Write out every entry exactly as given, but omit the pictures.

Dataset records:
········
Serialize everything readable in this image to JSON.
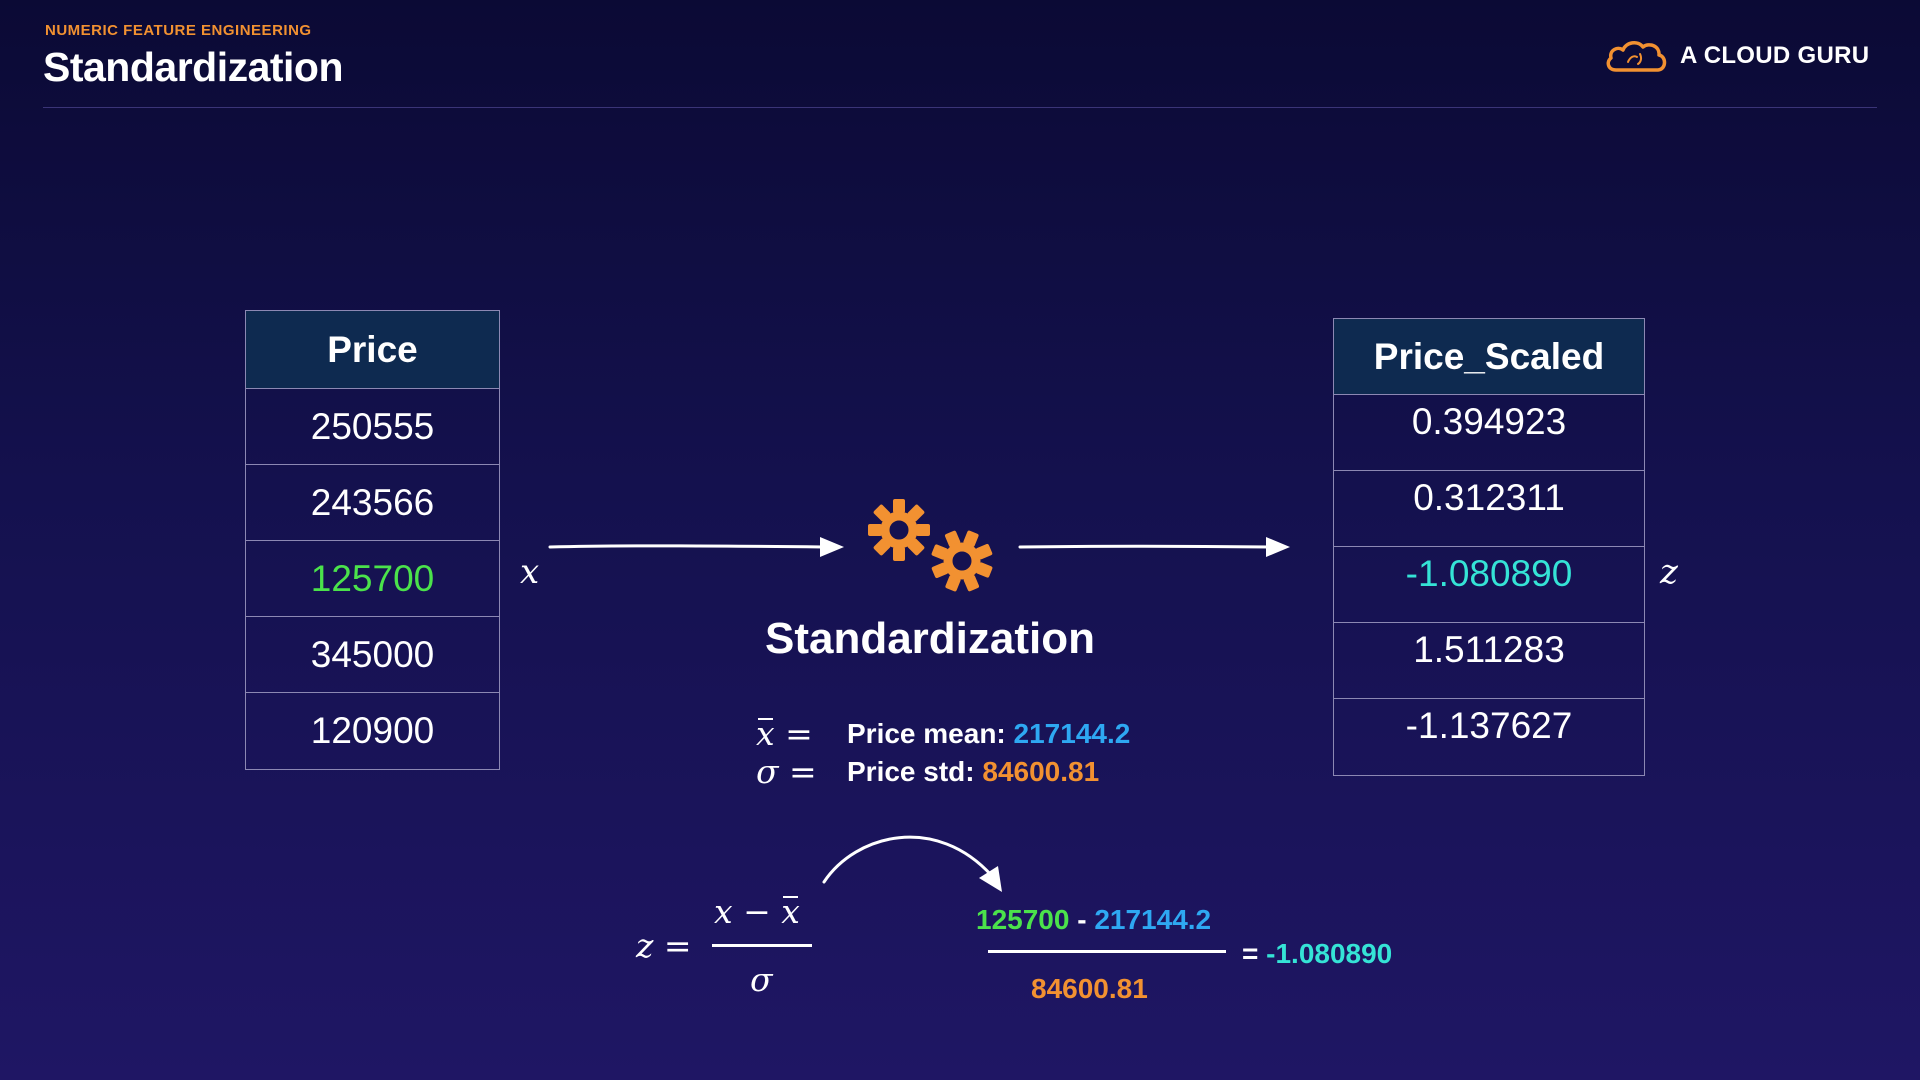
{
  "header": {
    "section_label": "NUMERIC FEATURE ENGINEERING",
    "title": "Standardization",
    "brand": "A CLOUD GURU"
  },
  "input_table": {
    "header": "Price",
    "rows": [
      "250555",
      "243566",
      "125700",
      "345000",
      "120900"
    ],
    "highlight_index": 2
  },
  "output_table": {
    "header": "Price_Scaled",
    "rows": [
      "0.394923",
      "0.312311",
      "-1.080890",
      "1.511283",
      "-1.137627"
    ],
    "highlight_index": 2
  },
  "variables": {
    "x": "x",
    "z": "z"
  },
  "process": {
    "label": "Standardization",
    "icon": "gears-icon"
  },
  "stats": {
    "mean_label": "Price mean:",
    "mean_value": "217144.2",
    "std_label": "Price std:",
    "std_value": "84600.81"
  },
  "formula": {
    "z": "z",
    "equals": "=",
    "x": "x",
    "minus": "−",
    "x_bar": "x",
    "sigma": "σ"
  },
  "calculation": {
    "x_value": "125700",
    "minus": "-",
    "mean_value": "217144.2",
    "std_value": "84600.81",
    "equals": "=",
    "result": "-1.080890"
  },
  "colors": {
    "accent_orange": "#f29131",
    "highlight_green": "#4be24b",
    "highlight_cyan": "#35e3d6",
    "mean_blue": "#2ea8f2",
    "table_header_bg": "#0e2a50"
  }
}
········
**Final answer**
Serialize everything readable in this image to JSON.
{
  "header": {
    "section_label": "NUMERIC FEATURE ENGINEERING",
    "title": "Standardization",
    "brand": "A CLOUD GURU"
  },
  "input_table": {
    "header": "Price",
    "rows": [
      "250555",
      "243566",
      "125700",
      "345000",
      "120900"
    ],
    "highlight_index": 2
  },
  "output_table": {
    "header": "Price_Scaled",
    "rows": [
      "0.394923",
      "0.312311",
      "-1.080890",
      "1.511283",
      "-1.137627"
    ],
    "highlight_index": 2
  },
  "variables": {
    "x": "x",
    "z": "z"
  },
  "process": {
    "label": "Standardization",
    "icon": "gears-icon"
  },
  "stats": {
    "mean_label": "Price mean:",
    "mean_value": "217144.2",
    "std_label": "Price std:",
    "std_value": "84600.81"
  },
  "formula": {
    "z": "z",
    "equals": "=",
    "x": "x",
    "minus": "−",
    "x_bar": "x",
    "sigma": "σ"
  },
  "calculation": {
    "x_value": "125700",
    "minus": "-",
    "mean_value": "217144.2",
    "std_value": "84600.81",
    "equals": "=",
    "result": "-1.080890"
  },
  "colors": {
    "accent_orange": "#f29131",
    "highlight_green": "#4be24b",
    "highlight_cyan": "#35e3d6",
    "mean_blue": "#2ea8f2",
    "table_header_bg": "#0e2a50"
  }
}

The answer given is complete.